Records from a collection of figures
-=-=-

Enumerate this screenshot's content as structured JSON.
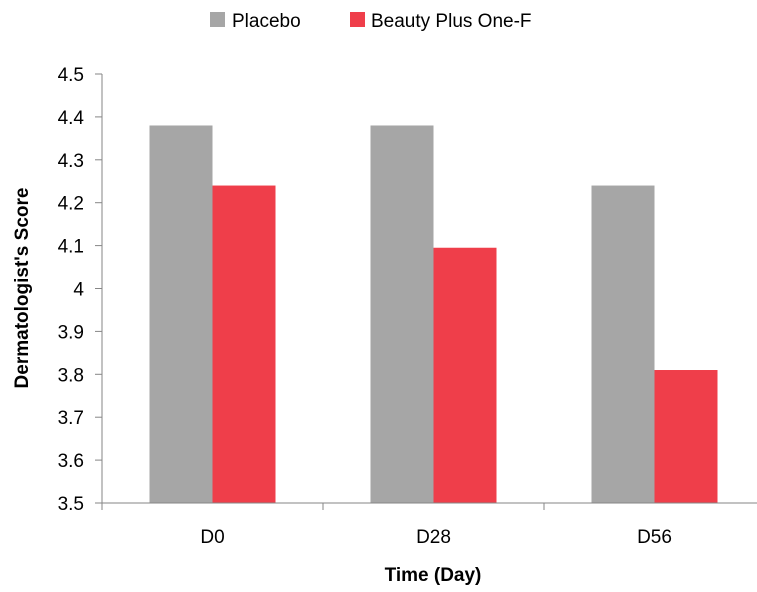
{
  "chart_data": {
    "type": "bar",
    "title": "",
    "xlabel": "Time (Day)",
    "ylabel": "Dermatologist's Score",
    "categories": [
      "D0",
      "D28",
      "D56"
    ],
    "series": [
      {
        "name": "Placebo",
        "color": "#a6a6a6",
        "values": [
          4.38,
          4.38,
          4.24
        ]
      },
      {
        "name": "Beauty Plus One-F",
        "color": "#ef3e4a",
        "values": [
          4.24,
          4.095,
          3.81
        ]
      }
    ],
    "ylim": [
      3.5,
      4.5
    ],
    "yticks": [
      "3.5",
      "3.6",
      "3.7",
      "3.8",
      "3.9",
      "4",
      "4.1",
      "4.2",
      "4.3",
      "4.4",
      "4.5"
    ],
    "grid": false,
    "legend_position": "top-center"
  }
}
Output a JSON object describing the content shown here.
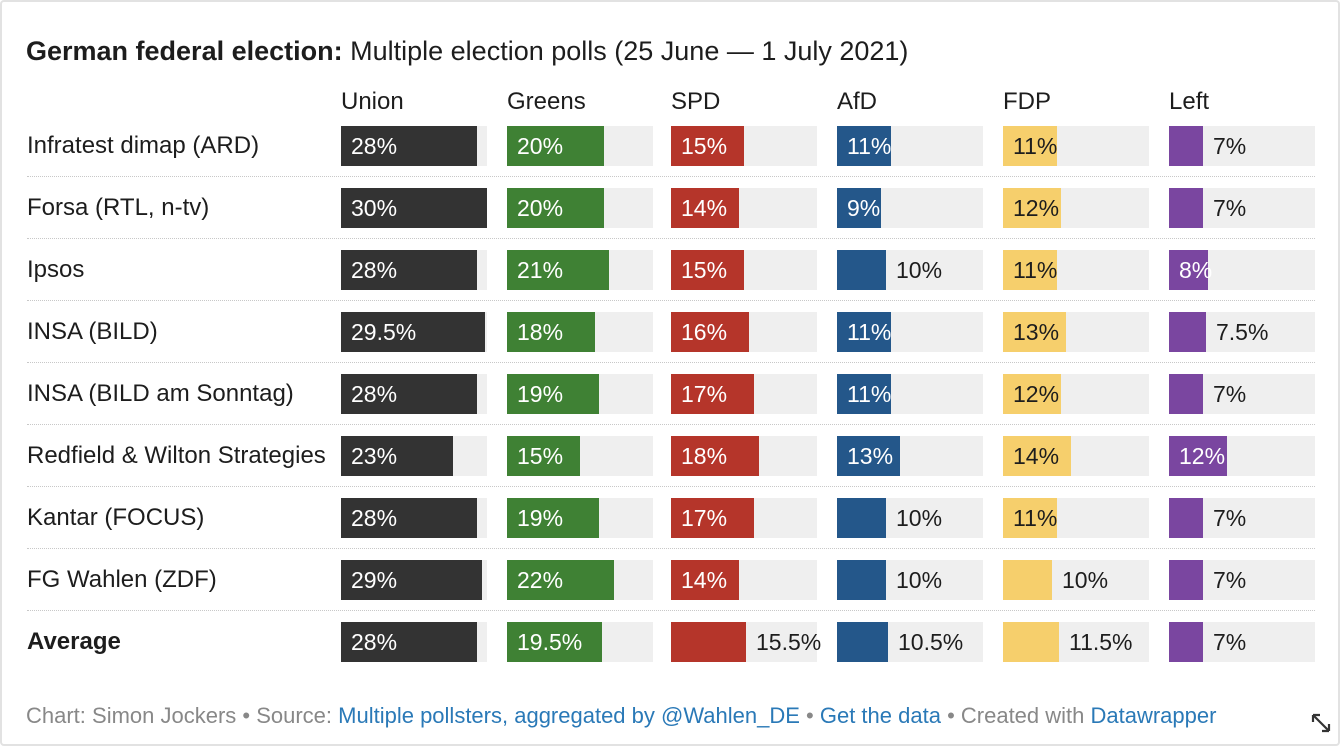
{
  "title": {
    "bold": "German federal election:",
    "rest": "Multiple election polls (25 June — 1 July 2021)"
  },
  "chart_data": {
    "type": "bar",
    "title": "German federal election: Multiple election polls (25 June — 1 July 2021)",
    "unit": "%",
    "xlim": [
      0,
      30
    ],
    "series": [
      {
        "name": "Union",
        "color": "#333333",
        "values": [
          28,
          30,
          28,
          29.5,
          28,
          23,
          28,
          29,
          28
        ],
        "labels": [
          "28%",
          "30%",
          "28%",
          "29.5%",
          "28%",
          "23%",
          "28%",
          "29%",
          "28%"
        ]
      },
      {
        "name": "Greens",
        "color": "#3f8134",
        "values": [
          20,
          20,
          21,
          18,
          19,
          15,
          19,
          22,
          19.5
        ],
        "labels": [
          "20%",
          "20%",
          "21%",
          "18%",
          "19%",
          "15%",
          "19%",
          "22%",
          "19.5%"
        ]
      },
      {
        "name": "SPD",
        "color": "#b5352a",
        "values": [
          15,
          14,
          15,
          16,
          17,
          18,
          17,
          14,
          15.5
        ],
        "labels": [
          "15%",
          "14%",
          "15%",
          "16%",
          "17%",
          "18%",
          "17%",
          "14%",
          "15.5%"
        ]
      },
      {
        "name": "AfD",
        "color": "#24578a",
        "values": [
          11,
          9,
          10,
          11,
          11,
          13,
          10,
          10,
          10.5
        ],
        "labels": [
          "11%",
          "9%",
          "10%",
          "11%",
          "11%",
          "13%",
          "10%",
          "10%",
          "10.5%"
        ]
      },
      {
        "name": "FDP",
        "color": "#f6cf6c",
        "values": [
          11,
          12,
          11,
          13,
          12,
          14,
          11,
          10,
          11.5
        ],
        "labels": [
          "11%",
          "12%",
          "11%",
          "13%",
          "12%",
          "14%",
          "11%",
          "10%",
          "11.5%"
        ]
      },
      {
        "name": "Left",
        "color": "#7a46a0",
        "values": [
          7,
          7,
          8,
          7.5,
          7,
          12,
          7,
          7,
          7
        ],
        "labels": [
          "7%",
          "7%",
          "8%",
          "7.5%",
          "7%",
          "12%",
          "7%",
          "7%",
          "7%"
        ]
      }
    ],
    "rows": [
      "Infratest dimap (ARD)",
      "Forsa (RTL, n-tv)",
      "Ipsos",
      "INSA (BILD)",
      "INSA (BILD am Sonntag)",
      "Redfield & Wilton Strategies",
      "Kantar (FOCUS)",
      "FG Wahlen (ZDF)",
      "Average"
    ]
  },
  "footer": {
    "prefix": "Chart: Simon Jockers • Source: ",
    "source_link": "Multiple pollsters, aggregated by @Wahlen_DE",
    "sep1": " • ",
    "data_link": "Get the data",
    "sep2": " • Created with ",
    "dw_link": "Datawrapper"
  },
  "icons": {
    "resize": "resize-arrows-icon"
  }
}
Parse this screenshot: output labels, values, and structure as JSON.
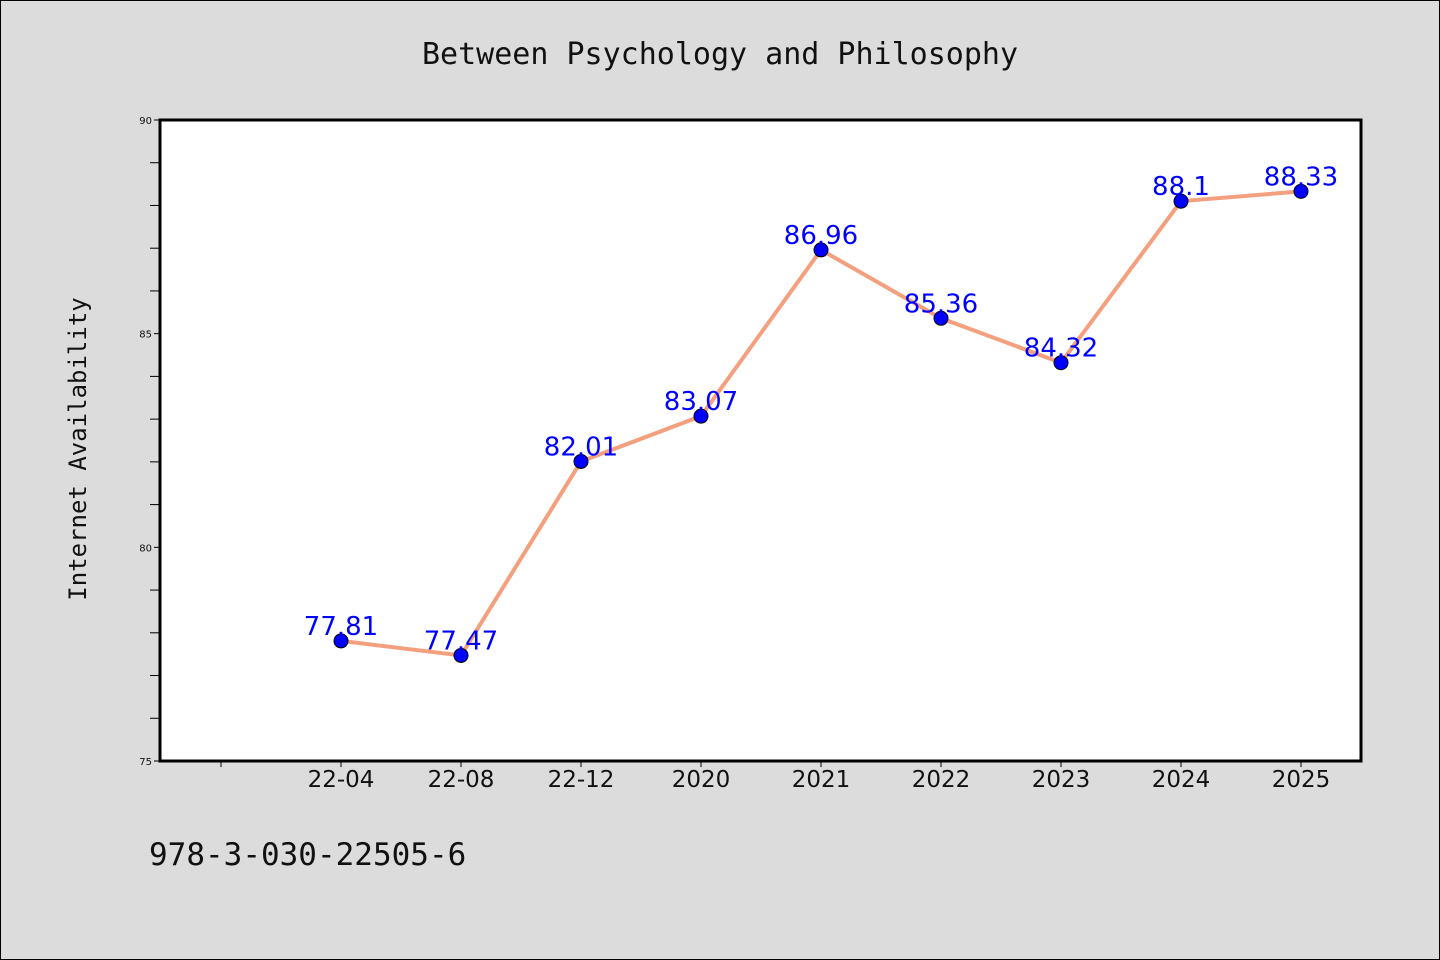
{
  "colors": {
    "background": "#dcdcdc",
    "plot_background": "#ffffff",
    "line": "#f4a07f",
    "marker": "#0000ff",
    "data_label": "#0000ff"
  },
  "footer": {
    "isbn": "978-3-030-22505-6"
  },
  "chart_data": {
    "type": "line",
    "title": "Between Psychology and Philosophy",
    "xlabel": "",
    "ylabel": "Internet Availability",
    "categories": [
      "22-04",
      "22-08",
      "22-12",
      "2020",
      "2021",
      "2022",
      "2023",
      "2024",
      "2025"
    ],
    "series": [
      {
        "values": [
          77.81,
          77.47,
          82.01,
          83.07,
          86.96,
          85.36,
          84.32,
          88.1,
          88.33
        ],
        "labels": [
          "77.81",
          "77.47",
          "82.01",
          "83.07",
          "86.96",
          "85.36",
          "84.32",
          "88.1",
          "88.33"
        ]
      }
    ],
    "ylim": [
      75,
      90
    ],
    "yticks": [
      "75",
      "80",
      "85",
      "90"
    ],
    "y_minor_step": 1,
    "grid": false,
    "legend": "none"
  }
}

-=-=-

What is needed>
Each record above should be copied character for character, with pictures dropped.

Exercise answer>
Enumerate this screenshot's content as structured JSON.
{
  "chart_data": {
    "type": "bar",
    "title": "",
    "xlabel": "Time (Day)",
    "ylabel": "Dermatologist's Score",
    "categories": [
      "D0",
      "D28",
      "D56"
    ],
    "series": [
      {
        "name": "Placebo",
        "color": "#a6a6a6",
        "values": [
          4.38,
          4.38,
          4.24
        ]
      },
      {
        "name": "Beauty Plus One-F",
        "color": "#ef3e4a",
        "values": [
          4.24,
          4.095,
          3.81
        ]
      }
    ],
    "ylim": [
      3.5,
      4.5
    ],
    "yticks": [
      "3.5",
      "3.6",
      "3.7",
      "3.8",
      "3.9",
      "4",
      "4.1",
      "4.2",
      "4.3",
      "4.4",
      "4.5"
    ],
    "grid": false,
    "legend_position": "top-center"
  }
}
Output a JSON object describing the content shown here.
{
  "title": {
    "bold": "German federal election:",
    "rest": "Multiple election polls (25 June — 1 July 2021)"
  },
  "chart_data": {
    "type": "bar",
    "title": "German federal election: Multiple election polls (25 June — 1 July 2021)",
    "unit": "%",
    "xlim": [
      0,
      30
    ],
    "series": [
      {
        "name": "Union",
        "color": "#333333",
        "values": [
          28,
          30,
          28,
          29.5,
          28,
          23,
          28,
          29,
          28
        ],
        "labels": [
          "28%",
          "30%",
          "28%",
          "29.5%",
          "28%",
          "23%",
          "28%",
          "29%",
          "28%"
        ]
      },
      {
        "name": "Greens",
        "color": "#3f8134",
        "values": [
          20,
          20,
          21,
          18,
          19,
          15,
          19,
          22,
          19.5
        ],
        "labels": [
          "20%",
          "20%",
          "21%",
          "18%",
          "19%",
          "15%",
          "19%",
          "22%",
          "19.5%"
        ]
      },
      {
        "name": "SPD",
        "color": "#b5352a",
        "values": [
          15,
          14,
          15,
          16,
          17,
          18,
          17,
          14,
          15.5
        ],
        "labels": [
          "15%",
          "14%",
          "15%",
          "16%",
          "17%",
          "18%",
          "17%",
          "14%",
          "15.5%"
        ]
      },
      {
        "name": "AfD",
        "color": "#24578a",
        "values": [
          11,
          9,
          10,
          11,
          11,
          13,
          10,
          10,
          10.5
        ],
        "labels": [
          "11%",
          "9%",
          "10%",
          "11%",
          "11%",
          "13%",
          "10%",
          "10%",
          "10.5%"
        ]
      },
      {
        "name": "FDP",
        "color": "#f6cf6c",
        "values": [
          11,
          12,
          11,
          13,
          12,
          14,
          11,
          10,
          11.5
        ],
        "labels": [
          "11%",
          "12%",
          "11%",
          "13%",
          "12%",
          "14%",
          "11%",
          "10%",
          "11.5%"
        ]
      },
      {
        "name": "Left",
        "color": "#7a46a0",
        "values": [
          7,
          7,
          8,
          7.5,
          7,
          12,
          7,
          7,
          7
        ],
        "labels": [
          "7%",
          "7%",
          "8%",
          "7.5%",
          "7%",
          "12%",
          "7%",
          "7%",
          "7%"
        ]
      }
    ],
    "rows": [
      "Infratest dimap (ARD)",
      "Forsa (RTL, n-tv)",
      "Ipsos",
      "INSA (BILD)",
      "INSA (BILD am Sonntag)",
      "Redfield & Wilton Strategies",
      "Kantar (FOCUS)",
      "FG Wahlen (ZDF)",
      "Average"
    ]
  },
  "footer": {
    "prefix": "Chart: Simon Jockers • Source: ",
    "source_link": "Multiple pollsters, aggregated by @Wahlen_DE",
    "sep1": " • ",
    "data_link": "Get the data",
    "sep2": " • Created with ",
    "dw_link": "Datawrapper"
  },
  "icons": {
    "resize": "resize-arrows-icon"
  }
}
Parse this screenshot: output labels, values, and structure as JSON.
{
  "colors": {
    "background": "#dcdcdc",
    "plot_background": "#ffffff",
    "line": "#f4a07f",
    "marker": "#0000ff",
    "data_label": "#0000ff"
  },
  "footer": {
    "isbn": "978-3-030-22505-6"
  },
  "chart_data": {
    "type": "line",
    "title": "Between Psychology and Philosophy",
    "xlabel": "",
    "ylabel": "Internet Availability",
    "categories": [
      "22-04",
      "22-08",
      "22-12",
      "2020",
      "2021",
      "2022",
      "2023",
      "2024",
      "2025"
    ],
    "series": [
      {
        "values": [
          77.81,
          77.47,
          82.01,
          83.07,
          86.96,
          85.36,
          84.32,
          88.1,
          88.33
        ],
        "labels": [
          "77.81",
          "77.47",
          "82.01",
          "83.07",
          "86.96",
          "85.36",
          "84.32",
          "88.1",
          "88.33"
        ]
      }
    ],
    "ylim": [
      75,
      90
    ],
    "yticks": [
      "75",
      "80",
      "85",
      "90"
    ],
    "y_minor_step": 1,
    "grid": false,
    "legend": "none"
  }
}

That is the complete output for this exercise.